- _Task to complete_
Every line holding the word "frequency" counts once. Give the total, nothing more.

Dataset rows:
◇ ◇ ◇ ◇
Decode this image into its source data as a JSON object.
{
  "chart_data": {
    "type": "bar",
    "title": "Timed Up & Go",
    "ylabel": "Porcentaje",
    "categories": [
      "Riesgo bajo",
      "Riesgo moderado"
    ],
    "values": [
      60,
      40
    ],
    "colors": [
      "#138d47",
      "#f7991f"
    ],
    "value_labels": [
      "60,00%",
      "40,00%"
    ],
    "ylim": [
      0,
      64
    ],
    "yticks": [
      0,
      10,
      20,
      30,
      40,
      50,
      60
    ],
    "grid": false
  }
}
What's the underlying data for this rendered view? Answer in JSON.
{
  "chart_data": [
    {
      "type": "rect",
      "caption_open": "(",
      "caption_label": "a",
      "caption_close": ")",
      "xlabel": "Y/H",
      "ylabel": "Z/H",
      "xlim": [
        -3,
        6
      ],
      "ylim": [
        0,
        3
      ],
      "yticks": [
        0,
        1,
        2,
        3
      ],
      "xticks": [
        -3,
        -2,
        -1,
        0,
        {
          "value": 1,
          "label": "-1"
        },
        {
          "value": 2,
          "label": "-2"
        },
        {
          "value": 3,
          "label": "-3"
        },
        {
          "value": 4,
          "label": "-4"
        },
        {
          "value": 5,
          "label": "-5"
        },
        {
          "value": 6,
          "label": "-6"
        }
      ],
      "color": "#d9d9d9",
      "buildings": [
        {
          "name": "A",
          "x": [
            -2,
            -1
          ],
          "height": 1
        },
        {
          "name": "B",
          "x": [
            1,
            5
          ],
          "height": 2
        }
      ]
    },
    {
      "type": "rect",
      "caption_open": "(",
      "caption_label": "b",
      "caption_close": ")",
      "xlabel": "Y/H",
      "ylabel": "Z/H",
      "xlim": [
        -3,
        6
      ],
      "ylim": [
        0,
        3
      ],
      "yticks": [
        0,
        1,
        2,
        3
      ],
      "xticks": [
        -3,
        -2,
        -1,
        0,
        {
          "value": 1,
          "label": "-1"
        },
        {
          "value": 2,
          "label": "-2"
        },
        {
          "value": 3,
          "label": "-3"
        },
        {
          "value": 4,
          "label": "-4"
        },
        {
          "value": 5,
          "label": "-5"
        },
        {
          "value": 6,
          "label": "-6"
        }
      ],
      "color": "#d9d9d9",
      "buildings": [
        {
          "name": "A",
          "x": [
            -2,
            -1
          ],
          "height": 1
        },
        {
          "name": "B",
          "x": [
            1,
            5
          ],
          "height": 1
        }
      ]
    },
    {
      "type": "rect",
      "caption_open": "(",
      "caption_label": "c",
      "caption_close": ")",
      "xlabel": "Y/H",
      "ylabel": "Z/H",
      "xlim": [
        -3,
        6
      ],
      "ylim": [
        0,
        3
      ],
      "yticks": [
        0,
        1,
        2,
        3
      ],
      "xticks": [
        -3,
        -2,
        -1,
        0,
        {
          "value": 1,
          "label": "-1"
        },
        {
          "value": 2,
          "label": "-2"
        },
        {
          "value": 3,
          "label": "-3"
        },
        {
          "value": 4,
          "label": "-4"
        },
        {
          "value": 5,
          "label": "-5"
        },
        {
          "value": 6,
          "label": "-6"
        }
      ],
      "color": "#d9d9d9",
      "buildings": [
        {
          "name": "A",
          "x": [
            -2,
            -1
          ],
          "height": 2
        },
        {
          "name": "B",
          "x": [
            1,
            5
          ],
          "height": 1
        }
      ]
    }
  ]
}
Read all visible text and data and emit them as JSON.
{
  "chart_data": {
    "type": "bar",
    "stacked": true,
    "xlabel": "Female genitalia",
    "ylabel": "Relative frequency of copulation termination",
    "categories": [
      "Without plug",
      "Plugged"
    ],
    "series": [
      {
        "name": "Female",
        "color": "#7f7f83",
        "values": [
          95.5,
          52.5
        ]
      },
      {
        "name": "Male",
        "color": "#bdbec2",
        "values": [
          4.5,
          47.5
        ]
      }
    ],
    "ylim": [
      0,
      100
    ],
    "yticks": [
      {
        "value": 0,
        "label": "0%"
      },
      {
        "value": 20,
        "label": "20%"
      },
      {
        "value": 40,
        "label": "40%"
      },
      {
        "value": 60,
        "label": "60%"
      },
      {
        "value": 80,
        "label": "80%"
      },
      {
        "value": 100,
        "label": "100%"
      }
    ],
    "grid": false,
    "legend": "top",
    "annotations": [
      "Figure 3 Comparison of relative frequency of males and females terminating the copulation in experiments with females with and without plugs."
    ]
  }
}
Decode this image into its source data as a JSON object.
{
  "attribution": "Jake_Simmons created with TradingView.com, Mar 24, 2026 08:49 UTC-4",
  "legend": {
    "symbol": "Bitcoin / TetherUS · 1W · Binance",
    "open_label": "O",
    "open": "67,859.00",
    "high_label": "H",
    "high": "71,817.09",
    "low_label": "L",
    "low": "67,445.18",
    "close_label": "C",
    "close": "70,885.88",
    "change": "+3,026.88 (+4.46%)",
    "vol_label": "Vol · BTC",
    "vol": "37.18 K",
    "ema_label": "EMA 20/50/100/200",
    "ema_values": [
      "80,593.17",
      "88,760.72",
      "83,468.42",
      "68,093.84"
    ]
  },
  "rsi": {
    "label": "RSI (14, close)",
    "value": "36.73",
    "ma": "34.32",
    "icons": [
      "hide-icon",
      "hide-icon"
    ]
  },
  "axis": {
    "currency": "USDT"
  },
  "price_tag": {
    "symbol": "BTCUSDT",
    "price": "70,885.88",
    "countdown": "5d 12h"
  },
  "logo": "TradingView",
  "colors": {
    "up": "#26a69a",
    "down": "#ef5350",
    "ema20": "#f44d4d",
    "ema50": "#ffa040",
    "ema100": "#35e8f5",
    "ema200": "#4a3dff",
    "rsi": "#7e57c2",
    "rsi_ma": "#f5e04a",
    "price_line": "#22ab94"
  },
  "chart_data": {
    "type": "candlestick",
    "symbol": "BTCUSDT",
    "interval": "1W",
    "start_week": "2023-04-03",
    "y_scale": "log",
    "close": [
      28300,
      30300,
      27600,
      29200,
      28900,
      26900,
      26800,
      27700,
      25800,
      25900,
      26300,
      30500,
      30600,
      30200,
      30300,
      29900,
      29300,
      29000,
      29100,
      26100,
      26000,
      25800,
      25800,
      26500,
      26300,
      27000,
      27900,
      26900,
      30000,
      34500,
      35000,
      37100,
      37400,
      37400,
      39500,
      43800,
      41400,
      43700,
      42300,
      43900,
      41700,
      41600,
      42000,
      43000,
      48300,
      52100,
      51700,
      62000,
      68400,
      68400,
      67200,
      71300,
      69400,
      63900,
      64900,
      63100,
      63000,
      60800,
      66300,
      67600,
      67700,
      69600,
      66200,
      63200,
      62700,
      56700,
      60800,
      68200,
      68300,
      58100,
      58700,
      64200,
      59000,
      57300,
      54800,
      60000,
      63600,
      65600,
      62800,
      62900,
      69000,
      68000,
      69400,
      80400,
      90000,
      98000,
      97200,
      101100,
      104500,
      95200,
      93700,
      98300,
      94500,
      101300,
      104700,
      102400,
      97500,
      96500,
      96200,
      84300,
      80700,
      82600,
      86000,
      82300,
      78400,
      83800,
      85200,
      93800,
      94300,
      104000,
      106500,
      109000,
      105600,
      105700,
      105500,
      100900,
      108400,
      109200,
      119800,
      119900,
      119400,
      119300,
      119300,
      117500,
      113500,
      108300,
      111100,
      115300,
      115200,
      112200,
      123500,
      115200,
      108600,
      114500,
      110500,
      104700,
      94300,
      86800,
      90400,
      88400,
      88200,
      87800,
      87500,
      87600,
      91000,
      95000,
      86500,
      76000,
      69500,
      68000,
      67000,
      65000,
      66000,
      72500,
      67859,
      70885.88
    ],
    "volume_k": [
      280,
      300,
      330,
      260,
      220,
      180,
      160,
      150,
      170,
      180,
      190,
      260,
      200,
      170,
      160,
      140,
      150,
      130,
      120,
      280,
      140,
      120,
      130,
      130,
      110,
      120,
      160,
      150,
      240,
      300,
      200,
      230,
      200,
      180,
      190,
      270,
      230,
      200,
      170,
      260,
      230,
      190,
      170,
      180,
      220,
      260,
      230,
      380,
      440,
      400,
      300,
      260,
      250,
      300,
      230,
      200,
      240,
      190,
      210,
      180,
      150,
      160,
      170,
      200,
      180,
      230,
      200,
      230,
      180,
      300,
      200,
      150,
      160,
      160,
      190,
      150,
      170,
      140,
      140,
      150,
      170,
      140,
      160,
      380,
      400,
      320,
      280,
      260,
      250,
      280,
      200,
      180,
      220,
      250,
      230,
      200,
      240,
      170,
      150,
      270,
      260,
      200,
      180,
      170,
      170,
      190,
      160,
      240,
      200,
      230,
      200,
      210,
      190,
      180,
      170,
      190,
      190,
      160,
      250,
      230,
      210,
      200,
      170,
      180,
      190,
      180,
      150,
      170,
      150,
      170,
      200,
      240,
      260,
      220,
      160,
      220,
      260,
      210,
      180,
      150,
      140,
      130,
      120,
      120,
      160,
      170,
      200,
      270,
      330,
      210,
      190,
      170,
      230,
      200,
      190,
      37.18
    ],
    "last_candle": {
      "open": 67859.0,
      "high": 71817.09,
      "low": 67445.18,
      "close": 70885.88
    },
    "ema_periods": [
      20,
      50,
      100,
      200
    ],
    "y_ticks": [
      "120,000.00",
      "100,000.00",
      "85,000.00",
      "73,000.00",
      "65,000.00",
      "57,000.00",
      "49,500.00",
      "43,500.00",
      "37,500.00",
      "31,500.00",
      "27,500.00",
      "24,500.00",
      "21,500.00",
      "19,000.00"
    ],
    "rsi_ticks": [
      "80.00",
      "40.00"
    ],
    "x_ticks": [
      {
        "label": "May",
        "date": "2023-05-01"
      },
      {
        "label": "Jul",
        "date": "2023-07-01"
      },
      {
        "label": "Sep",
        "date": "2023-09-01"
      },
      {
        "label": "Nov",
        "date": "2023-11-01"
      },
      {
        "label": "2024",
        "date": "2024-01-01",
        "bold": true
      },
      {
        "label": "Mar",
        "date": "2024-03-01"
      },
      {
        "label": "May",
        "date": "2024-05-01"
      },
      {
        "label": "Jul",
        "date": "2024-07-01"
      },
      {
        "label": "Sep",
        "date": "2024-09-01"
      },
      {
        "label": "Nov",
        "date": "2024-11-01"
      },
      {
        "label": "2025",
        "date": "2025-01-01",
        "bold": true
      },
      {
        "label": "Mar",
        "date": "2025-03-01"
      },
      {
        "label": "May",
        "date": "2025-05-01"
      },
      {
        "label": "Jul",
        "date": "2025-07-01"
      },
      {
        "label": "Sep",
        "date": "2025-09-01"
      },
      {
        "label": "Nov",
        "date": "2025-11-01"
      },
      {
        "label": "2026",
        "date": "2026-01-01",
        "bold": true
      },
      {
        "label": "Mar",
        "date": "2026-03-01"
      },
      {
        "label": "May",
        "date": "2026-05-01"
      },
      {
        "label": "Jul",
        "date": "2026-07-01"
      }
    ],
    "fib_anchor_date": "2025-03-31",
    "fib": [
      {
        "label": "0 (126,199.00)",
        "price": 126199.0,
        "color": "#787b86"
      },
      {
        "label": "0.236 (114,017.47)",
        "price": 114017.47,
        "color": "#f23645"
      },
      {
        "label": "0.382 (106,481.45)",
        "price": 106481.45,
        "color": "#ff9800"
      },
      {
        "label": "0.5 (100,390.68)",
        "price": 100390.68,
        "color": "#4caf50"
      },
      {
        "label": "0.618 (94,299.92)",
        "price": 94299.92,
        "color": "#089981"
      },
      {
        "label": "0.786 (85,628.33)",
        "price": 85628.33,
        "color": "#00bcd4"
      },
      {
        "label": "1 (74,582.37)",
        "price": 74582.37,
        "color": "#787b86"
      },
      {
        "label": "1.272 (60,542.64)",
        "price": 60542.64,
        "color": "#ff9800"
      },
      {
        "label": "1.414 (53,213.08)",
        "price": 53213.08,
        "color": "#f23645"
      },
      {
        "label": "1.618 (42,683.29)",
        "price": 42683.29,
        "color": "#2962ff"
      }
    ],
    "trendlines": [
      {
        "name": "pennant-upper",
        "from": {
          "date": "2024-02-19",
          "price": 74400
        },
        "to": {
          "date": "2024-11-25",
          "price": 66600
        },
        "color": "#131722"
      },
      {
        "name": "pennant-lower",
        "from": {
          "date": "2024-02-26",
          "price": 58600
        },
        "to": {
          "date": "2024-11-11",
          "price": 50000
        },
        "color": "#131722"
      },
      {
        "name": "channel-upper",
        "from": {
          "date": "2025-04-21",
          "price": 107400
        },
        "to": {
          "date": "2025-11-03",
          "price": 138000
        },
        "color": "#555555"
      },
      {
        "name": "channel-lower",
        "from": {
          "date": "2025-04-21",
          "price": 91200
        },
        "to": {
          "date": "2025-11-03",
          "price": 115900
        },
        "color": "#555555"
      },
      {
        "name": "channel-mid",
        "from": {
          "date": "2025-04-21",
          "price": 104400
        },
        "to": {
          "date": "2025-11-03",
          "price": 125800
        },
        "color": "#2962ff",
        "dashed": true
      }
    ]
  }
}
◇ ◇ ◇ ◇
- _Solution_
2